EXERCISE DETAILS: Render the following material again verbatim, leaving nothing out.

Dataset records:
# # # #

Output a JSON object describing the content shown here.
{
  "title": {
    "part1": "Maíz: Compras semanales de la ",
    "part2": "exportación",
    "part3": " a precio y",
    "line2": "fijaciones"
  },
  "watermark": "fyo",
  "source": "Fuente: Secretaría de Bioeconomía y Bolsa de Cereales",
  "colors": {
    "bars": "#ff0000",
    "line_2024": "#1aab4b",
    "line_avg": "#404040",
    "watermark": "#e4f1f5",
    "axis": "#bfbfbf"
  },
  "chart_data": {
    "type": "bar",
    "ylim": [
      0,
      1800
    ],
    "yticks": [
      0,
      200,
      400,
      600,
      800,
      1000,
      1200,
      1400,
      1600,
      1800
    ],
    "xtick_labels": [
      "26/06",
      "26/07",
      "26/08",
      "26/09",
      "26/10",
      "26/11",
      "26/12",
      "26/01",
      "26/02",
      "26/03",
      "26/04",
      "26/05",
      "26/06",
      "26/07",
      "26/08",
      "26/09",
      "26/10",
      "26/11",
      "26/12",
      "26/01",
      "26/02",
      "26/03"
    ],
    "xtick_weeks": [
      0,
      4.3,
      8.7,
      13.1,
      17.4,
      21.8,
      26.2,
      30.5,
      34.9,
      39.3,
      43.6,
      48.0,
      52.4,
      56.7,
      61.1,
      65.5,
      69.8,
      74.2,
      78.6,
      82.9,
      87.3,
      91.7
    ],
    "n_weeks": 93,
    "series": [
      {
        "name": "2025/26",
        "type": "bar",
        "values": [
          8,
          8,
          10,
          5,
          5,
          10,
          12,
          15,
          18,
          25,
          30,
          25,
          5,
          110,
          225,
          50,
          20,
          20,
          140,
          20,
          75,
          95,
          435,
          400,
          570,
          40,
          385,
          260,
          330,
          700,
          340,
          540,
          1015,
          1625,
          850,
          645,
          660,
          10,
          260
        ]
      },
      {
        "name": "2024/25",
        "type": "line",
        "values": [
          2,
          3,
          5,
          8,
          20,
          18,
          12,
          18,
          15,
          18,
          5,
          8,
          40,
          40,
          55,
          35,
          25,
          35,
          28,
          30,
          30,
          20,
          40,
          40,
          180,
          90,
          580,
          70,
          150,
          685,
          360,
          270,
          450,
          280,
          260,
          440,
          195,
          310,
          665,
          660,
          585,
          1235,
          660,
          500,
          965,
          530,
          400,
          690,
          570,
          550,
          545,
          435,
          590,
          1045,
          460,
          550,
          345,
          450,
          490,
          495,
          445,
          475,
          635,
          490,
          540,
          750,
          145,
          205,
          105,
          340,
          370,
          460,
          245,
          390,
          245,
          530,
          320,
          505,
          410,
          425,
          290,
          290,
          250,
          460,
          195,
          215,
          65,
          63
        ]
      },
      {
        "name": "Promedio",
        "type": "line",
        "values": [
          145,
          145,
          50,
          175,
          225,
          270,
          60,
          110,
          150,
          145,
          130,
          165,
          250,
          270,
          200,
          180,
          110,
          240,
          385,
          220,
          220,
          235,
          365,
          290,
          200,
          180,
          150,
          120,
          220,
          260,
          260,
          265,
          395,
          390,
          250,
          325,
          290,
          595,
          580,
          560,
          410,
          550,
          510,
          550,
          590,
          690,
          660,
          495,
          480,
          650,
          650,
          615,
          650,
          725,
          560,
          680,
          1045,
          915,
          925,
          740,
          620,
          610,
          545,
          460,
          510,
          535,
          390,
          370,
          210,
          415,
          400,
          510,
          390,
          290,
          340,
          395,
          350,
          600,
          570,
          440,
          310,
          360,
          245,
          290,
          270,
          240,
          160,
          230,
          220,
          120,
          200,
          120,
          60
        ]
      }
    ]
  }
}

# # # #

ANSWER TO THIS PROBLEM:
Output a JSON object describing the content shown here.
{
  "title": {
    "part1": "Maíz: Compras semanales de la ",
    "part2": "exportación",
    "part3": " a precio y",
    "line2": "fijaciones"
  },
  "watermark": "fyo",
  "source": "Fuente: Secretaría de Bioeconomía y Bolsa de Cereales",
  "colors": {
    "bars": "#ff0000",
    "line_2024": "#1aab4b",
    "line_avg": "#404040",
    "watermark": "#e4f1f5",
    "axis": "#bfbfbf"
  },
  "chart_data": {
    "type": "bar",
    "ylim": [
      0,
      1800
    ],
    "yticks": [
      0,
      200,
      400,
      600,
      800,
      1000,
      1200,
      1400,
      1600,
      1800
    ],
    "xtick_labels": [
      "26/06",
      "26/07",
      "26/08",
      "26/09",
      "26/10",
      "26/11",
      "26/12",
      "26/01",
      "26/02",
      "26/03",
      "26/04",
      "26/05",
      "26/06",
      "26/07",
      "26/08",
      "26/09",
      "26/10",
      "26/11",
      "26/12",
      "26/01",
      "26/02",
      "26/03"
    ],
    "xtick_weeks": [
      0,
      4.3,
      8.7,
      13.1,
      17.4,
      21.8,
      26.2,
      30.5,
      34.9,
      39.3,
      43.6,
      48.0,
      52.4,
      56.7,
      61.1,
      65.5,
      69.8,
      74.2,
      78.6,
      82.9,
      87.3,
      91.7
    ],
    "n_weeks": 93,
    "series": [
      {
        "name": "2025/26",
        "type": "bar",
        "values": [
          8,
          8,
          10,
          5,
          5,
          10,
          12,
          15,
          18,
          25,
          30,
          25,
          5,
          110,
          225,
          50,
          20,
          20,
          140,
          20,
          75,
          95,
          435,
          400,
          570,
          40,
          385,
          260,
          330,
          700,
          340,
          540,
          1015,
          1625,
          850,
          645,
          660,
          10,
          260
        ]
      },
      {
        "name": "2024/25",
        "type": "line",
        "values": [
          2,
          3,
          5,
          8,
          20,
          18,
          12,
          18,
          15,
          18,
          5,
          8,
          40,
          40,
          55,
          35,
          25,
          35,
          28,
          30,
          30,
          20,
          40,
          40,
          180,
          90,
          580,
          70,
          150,
          685,
          360,
          270,
          450,
          280,
          260,
          440,
          195,
          310,
          665,
          660,
          585,
          1235,
          660,
          500,
          965,
          530,
          400,
          690,
          570,
          550,
          545,
          435,
          590,
          1045,
          460,
          550,
          345,
          450,
          490,
          495,
          445,
          475,
          635,
          490,
          540,
          750,
          145,
          205,
          105,
          340,
          370,
          460,
          245,
          390,
          245,
          530,
          320,
          505,
          410,
          425,
          290,
          290,
          250,
          460,
          195,
          215,
          65,
          63
        ]
      },
      {
        "name": "Promedio",
        "type": "line",
        "values": [
          145,
          145,
          50,
          175,
          225,
          270,
          60,
          110,
          150,
          145,
          130,
          165,
          250,
          270,
          200,
          180,
          110,
          240,
          385,
          220,
          220,
          235,
          365,
          290,
          200,
          180,
          150,
          120,
          220,
          260,
          260,
          265,
          395,
          390,
          250,
          325,
          290,
          595,
          580,
          560,
          410,
          550,
          510,
          550,
          590,
          690,
          660,
          495,
          480,
          650,
          650,
          615,
          650,
          725,
          560,
          680,
          1045,
          915,
          925,
          740,
          620,
          610,
          545,
          460,
          510,
          535,
          390,
          370,
          210,
          415,
          400,
          510,
          390,
          290,
          340,
          395,
          350,
          600,
          570,
          440,
          310,
          360,
          245,
          290,
          270,
          240,
          160,
          230,
          220,
          120,
          200,
          120,
          60
        ]
      }
    ]
  }
}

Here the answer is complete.